■ Listing ■

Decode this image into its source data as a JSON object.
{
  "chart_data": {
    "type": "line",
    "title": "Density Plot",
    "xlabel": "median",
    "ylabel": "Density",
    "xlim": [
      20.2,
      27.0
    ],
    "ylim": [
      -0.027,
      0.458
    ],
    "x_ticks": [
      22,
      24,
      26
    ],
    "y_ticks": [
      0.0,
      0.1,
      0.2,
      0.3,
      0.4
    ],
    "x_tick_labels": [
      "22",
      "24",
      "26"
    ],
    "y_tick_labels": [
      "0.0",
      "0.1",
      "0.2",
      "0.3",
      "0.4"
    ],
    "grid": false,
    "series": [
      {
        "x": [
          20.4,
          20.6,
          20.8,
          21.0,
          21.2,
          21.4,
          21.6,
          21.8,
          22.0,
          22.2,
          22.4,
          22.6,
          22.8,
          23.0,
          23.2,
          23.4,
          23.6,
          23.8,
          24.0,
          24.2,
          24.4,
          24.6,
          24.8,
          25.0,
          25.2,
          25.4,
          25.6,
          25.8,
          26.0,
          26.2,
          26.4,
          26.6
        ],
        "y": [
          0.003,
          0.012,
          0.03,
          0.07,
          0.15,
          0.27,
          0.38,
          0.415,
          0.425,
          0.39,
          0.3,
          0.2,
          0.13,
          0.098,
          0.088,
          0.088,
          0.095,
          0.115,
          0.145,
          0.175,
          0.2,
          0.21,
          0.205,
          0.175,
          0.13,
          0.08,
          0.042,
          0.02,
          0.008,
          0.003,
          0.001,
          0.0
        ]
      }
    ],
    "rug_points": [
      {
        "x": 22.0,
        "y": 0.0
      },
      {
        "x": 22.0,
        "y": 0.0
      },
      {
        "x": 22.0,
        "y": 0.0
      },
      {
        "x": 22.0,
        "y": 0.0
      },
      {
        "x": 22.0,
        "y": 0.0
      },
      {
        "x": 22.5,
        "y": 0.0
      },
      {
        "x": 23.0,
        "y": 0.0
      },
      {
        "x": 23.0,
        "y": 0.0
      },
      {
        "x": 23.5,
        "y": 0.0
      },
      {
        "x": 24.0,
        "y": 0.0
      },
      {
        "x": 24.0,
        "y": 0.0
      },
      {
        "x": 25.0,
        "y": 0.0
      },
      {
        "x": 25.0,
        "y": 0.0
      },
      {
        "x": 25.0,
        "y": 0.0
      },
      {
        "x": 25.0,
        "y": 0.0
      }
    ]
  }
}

■ Request ■
Take the lines above and print them exactly.

■ Correct response ■
Decode this image into its source data as a JSON object.
{
  "chart_data": {
    "type": "line",
    "title": "Density Plot",
    "xlabel": "median",
    "ylabel": "Density",
    "xlim": [
      20.2,
      27.0
    ],
    "ylim": [
      -0.027,
      0.458
    ],
    "x_ticks": [
      22,
      24,
      26
    ],
    "y_ticks": [
      0.0,
      0.1,
      0.2,
      0.3,
      0.4
    ],
    "x_tick_labels": [
      "22",
      "24",
      "26"
    ],
    "y_tick_labels": [
      "0.0",
      "0.1",
      "0.2",
      "0.3",
      "0.4"
    ],
    "grid": false,
    "series": [
      {
        "x": [
          20.4,
          20.6,
          20.8,
          21.0,
          21.2,
          21.4,
          21.6,
          21.8,
          22.0,
          22.2,
          22.4,
          22.6,
          22.8,
          23.0,
          23.2,
          23.4,
          23.6,
          23.8,
          24.0,
          24.2,
          24.4,
          24.6,
          24.8,
          25.0,
          25.2,
          25.4,
          25.6,
          25.8,
          26.0,
          26.2,
          26.4,
          26.6
        ],
        "y": [
          0.003,
          0.012,
          0.03,
          0.07,
          0.15,
          0.27,
          0.38,
          0.415,
          0.425,
          0.39,
          0.3,
          0.2,
          0.13,
          0.098,
          0.088,
          0.088,
          0.095,
          0.115,
          0.145,
          0.175,
          0.2,
          0.21,
          0.205,
          0.175,
          0.13,
          0.08,
          0.042,
          0.02,
          0.008,
          0.003,
          0.001,
          0.0
        ]
      }
    ],
    "rug_points": [
      {
        "x": 22.0,
        "y": 0.0
      },
      {
        "x": 22.0,
        "y": 0.0
      },
      {
        "x": 22.0,
        "y": 0.0
      },
      {
        "x": 22.0,
        "y": 0.0
      },
      {
        "x": 22.0,
        "y": 0.0
      },
      {
        "x": 22.5,
        "y": 0.0
      },
      {
        "x": 23.0,
        "y": 0.0
      },
      {
        "x": 23.0,
        "y": 0.0
      },
      {
        "x": 23.5,
        "y": 0.0
      },
      {
        "x": 24.0,
        "y": 0.0
      },
      {
        "x": 24.0,
        "y": 0.0
      },
      {
        "x": 25.0,
        "y": 0.0
      },
      {
        "x": 25.0,
        "y": 0.0
      },
      {
        "x": 25.0,
        "y": 0.0
      },
      {
        "x": 25.0,
        "y": 0.0
      }
    ]
  }
}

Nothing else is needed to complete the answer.